● **WORK TO COMPLETE**
Nothing should differ between your answer and the records.
== Segment start ==
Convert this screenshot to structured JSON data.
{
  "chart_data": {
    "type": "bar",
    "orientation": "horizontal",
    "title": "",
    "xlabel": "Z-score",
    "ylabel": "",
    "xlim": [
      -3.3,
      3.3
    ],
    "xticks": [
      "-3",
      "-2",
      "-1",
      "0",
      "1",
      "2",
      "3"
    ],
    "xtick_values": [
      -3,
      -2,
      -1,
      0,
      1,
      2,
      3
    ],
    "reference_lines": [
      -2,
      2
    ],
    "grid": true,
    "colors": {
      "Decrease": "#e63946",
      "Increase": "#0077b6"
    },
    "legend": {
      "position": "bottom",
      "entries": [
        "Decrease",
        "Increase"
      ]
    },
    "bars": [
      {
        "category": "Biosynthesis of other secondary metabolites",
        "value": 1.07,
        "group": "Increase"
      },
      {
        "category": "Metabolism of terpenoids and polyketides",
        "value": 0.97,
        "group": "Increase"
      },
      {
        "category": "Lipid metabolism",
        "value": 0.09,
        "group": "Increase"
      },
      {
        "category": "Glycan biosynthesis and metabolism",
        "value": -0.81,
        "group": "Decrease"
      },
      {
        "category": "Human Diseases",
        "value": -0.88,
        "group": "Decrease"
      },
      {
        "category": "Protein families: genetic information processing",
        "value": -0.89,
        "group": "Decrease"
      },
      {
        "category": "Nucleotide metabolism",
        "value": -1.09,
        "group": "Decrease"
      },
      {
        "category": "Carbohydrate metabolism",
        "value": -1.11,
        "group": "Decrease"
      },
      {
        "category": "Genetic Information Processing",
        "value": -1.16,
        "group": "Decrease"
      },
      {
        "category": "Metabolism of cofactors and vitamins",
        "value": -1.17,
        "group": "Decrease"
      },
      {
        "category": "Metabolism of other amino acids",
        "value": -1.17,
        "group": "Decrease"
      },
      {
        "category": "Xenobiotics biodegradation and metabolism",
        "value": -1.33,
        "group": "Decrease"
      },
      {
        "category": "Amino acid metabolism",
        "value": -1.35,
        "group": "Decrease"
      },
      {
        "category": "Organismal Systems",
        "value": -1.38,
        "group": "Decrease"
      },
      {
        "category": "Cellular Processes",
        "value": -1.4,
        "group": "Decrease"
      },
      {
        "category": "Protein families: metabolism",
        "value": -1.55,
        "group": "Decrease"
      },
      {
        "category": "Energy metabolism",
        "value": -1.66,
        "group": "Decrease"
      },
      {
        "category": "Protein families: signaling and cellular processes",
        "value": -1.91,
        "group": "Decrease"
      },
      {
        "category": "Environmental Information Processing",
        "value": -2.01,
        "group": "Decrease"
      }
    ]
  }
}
== Segment end ==
● **OUTPUT FOR THIS EXERCISE**
Convert this screenshot to structured JSON data.
{
  "chart_data": {
    "type": "bar",
    "orientation": "horizontal",
    "title": "",
    "xlabel": "Z-score",
    "ylabel": "",
    "xlim": [
      -3.3,
      3.3
    ],
    "xticks": [
      "-3",
      "-2",
      "-1",
      "0",
      "1",
      "2",
      "3"
    ],
    "xtick_values": [
      -3,
      -2,
      -1,
      0,
      1,
      2,
      3
    ],
    "reference_lines": [
      -2,
      2
    ],
    "grid": true,
    "colors": {
      "Decrease": "#e63946",
      "Increase": "#0077b6"
    },
    "legend": {
      "position": "bottom",
      "entries": [
        "Decrease",
        "Increase"
      ]
    },
    "bars": [
      {
        "category": "Biosynthesis of other secondary metabolites",
        "value": 1.07,
        "group": "Increase"
      },
      {
        "category": "Metabolism of terpenoids and polyketides",
        "value": 0.97,
        "group": "Increase"
      },
      {
        "category": "Lipid metabolism",
        "value": 0.09,
        "group": "Increase"
      },
      {
        "category": "Glycan biosynthesis and metabolism",
        "value": -0.81,
        "group": "Decrease"
      },
      {
        "category": "Human Diseases",
        "value": -0.88,
        "group": "Decrease"
      },
      {
        "category": "Protein families: genetic information processing",
        "value": -0.89,
        "group": "Decrease"
      },
      {
        "category": "Nucleotide metabolism",
        "value": -1.09,
        "group": "Decrease"
      },
      {
        "category": "Carbohydrate metabolism",
        "value": -1.11,
        "group": "Decrease"
      },
      {
        "category": "Genetic Information Processing",
        "value": -1.16,
        "group": "Decrease"
      },
      {
        "category": "Metabolism of cofactors and vitamins",
        "value": -1.17,
        "group": "Decrease"
      },
      {
        "category": "Metabolism of other amino acids",
        "value": -1.17,
        "group": "Decrease"
      },
      {
        "category": "Xenobiotics biodegradation and metabolism",
        "value": -1.33,
        "group": "Decrease"
      },
      {
        "category": "Amino acid metabolism",
        "value": -1.35,
        "group": "Decrease"
      },
      {
        "category": "Organismal Systems",
        "value": -1.38,
        "group": "Decrease"
      },
      {
        "category": "Cellular Processes",
        "value": -1.4,
        "group": "Decrease"
      },
      {
        "category": "Protein families: metabolism",
        "value": -1.55,
        "group": "Decrease"
      },
      {
        "category": "Energy metabolism",
        "value": -1.66,
        "group": "Decrease"
      },
      {
        "category": "Protein families: signaling and cellular processes",
        "value": -1.91,
        "group": "Decrease"
      },
      {
        "category": "Environmental Information Processing",
        "value": -2.01,
        "group": "Decrease"
      }
    ]
  }
}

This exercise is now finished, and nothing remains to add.